▶ PROVIDED TEXT:
= Beginning of Section =

Oleksandr A. Byelashov

Control of Listeria monocytogenes on vacuum-packaged frankfurters sprayed with lactic acid alone or in combination with sodium lauryl sulfate.

U.S. regulations require that processors employ lethal or inhibitory antimicrobial alternatives in production of ready-to-eat meat and poultry products that support growth of Listeria monocytogenes and may be exposed to the processing environment after a lethality treatment. In this study, lactic acid (LA; 5%, vol/vol) and sodium lauryl sulfate (SLS; 0.5%, wt/vol) were evaluated individually or as a mixture (LASLS) for control of L. monocytogenes on frankfurters. Frankfurters were inoculated with a 10-strain mixture of L. monocytogenes, sprayed for 10 s (20 bar, 23 +/- 2 degrees C) with antimicrobials or distilled water (DW) before (LASLS or DW) or after (LA, SLS, LASLS, or DW) inoculation (4.8 +/- 0.1 log CFU/cm2), vacuum packaged, and stored at 4 degrees C for 90 days. Samples were analyzed for numbers of the pathogen (on PALCAM agar) and for total microbial counts (on tryptic soy agar with yeast extract) during storage. Spraying with DW, LA, or SLS after inoculation reduced numbers of L. monocytogenes by 1.3 +/- 0.2, 1.8 +/- 0.5, and 2.0 +/- 0.4 log CFU/cm2, respectively. The LASLS mixture applied before or after inoculation reduced pathogen populations by 1.8 +/- 0.4 and 2.8 +/- 0.2 log CFU/cm2, respectively. No further reduction by any treatment was observed during storage. The bacterial growth curves (fitted by the model of Baranyi and Roberts) indicated that the lag-phase duration of the bacterium on control samples (13.85 to 15.18 days) was extended by spraying with all solutions containing LA. For example, LA suppressed growth of L. monocytogenes for 39.14 to 41.01 days. Pathogen growth rates also were lower on frankfurters sprayed after inoculation with LA or LASLS compared to those sprayed with DW. Therefore, spraying frankfurters with a mixture of LA and SLS may be a useful antilisterial alternative treatment for ready-to-eat meat and poultry products.

= End of Section =

▶ EXERCISES:
(1) For each statement, say whether it agrees with the frankfurter text. Answer yes or no, and quote the deciding words from the text. (a) The frankfurters were stored at 4 degrees C for 90 days. (b) Spraying with SLS after inoculation cut L. monocytogenes numbers by 2.8 log CFU/cm2. (c) The treatments brought further reductions during storage.
(2) Transcribe the frankfurter text between "Oleksandr A. Byelashov" and "sodium lauryl sulfate.", inclusive.
(3) According to the frankfurter text, for how many days did LA suppress growth of L. monocytogenes?
Answer using only the frankfurter text.

▶ DATA FOR REVIEW:
= Beginning of Section =

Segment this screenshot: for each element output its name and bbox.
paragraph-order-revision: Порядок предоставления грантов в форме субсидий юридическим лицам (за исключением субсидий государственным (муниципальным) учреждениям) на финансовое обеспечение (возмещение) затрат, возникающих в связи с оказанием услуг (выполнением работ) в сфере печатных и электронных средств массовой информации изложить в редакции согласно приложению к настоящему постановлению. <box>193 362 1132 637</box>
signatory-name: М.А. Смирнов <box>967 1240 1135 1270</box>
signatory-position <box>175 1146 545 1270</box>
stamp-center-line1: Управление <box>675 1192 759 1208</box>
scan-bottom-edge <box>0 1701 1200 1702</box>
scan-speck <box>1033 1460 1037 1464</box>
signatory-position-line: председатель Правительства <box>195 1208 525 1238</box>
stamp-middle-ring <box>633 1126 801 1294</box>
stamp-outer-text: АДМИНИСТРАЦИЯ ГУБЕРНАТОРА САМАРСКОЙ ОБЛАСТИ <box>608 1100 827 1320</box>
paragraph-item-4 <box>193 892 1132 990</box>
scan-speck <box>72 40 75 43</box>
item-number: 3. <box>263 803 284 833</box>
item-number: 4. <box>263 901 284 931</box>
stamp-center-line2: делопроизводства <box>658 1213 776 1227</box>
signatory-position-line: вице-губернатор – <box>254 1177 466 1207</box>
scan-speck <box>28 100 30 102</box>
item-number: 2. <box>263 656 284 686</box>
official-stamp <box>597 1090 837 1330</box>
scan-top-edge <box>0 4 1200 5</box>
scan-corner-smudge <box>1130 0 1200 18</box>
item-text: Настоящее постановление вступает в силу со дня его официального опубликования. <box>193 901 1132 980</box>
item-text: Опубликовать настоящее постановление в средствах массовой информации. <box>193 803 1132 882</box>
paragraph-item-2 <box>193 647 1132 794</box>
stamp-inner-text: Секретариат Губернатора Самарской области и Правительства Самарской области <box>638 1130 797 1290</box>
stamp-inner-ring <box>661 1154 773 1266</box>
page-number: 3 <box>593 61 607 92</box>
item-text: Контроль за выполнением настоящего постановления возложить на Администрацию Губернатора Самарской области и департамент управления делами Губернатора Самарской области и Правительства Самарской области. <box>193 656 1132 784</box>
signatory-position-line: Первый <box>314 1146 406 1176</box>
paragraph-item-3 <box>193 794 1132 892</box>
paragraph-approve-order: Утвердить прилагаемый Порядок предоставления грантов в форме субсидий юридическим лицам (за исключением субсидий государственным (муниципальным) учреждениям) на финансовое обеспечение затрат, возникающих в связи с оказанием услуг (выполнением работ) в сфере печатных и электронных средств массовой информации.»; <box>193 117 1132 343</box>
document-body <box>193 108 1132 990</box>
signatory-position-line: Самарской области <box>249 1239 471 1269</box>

= End of Section =

▶ RESULTS FOR THE EXERCISE:
(1)
(a) Yes: "stored at 4 degrees C for 90 days"
(b) No: "Spraying with DW, LA, or SLS after inoculation reduced numbers of L. monocytogenes by 1.3 +/- 0.2, 1.8 +/- 0.5, and 2.0 +/- 0.4 log CFU/cm2, respectively."
(c) No: "No further reduction by any treatment was observed during storage."

(2)
Oleksandr A. Byelashov

Control of Listeria monocytogenes on vacuum-packaged frankfurters sprayed with lactic acid alone or in combination with sodium lauryl sulfate.

(3) 39.14 to 41.01 days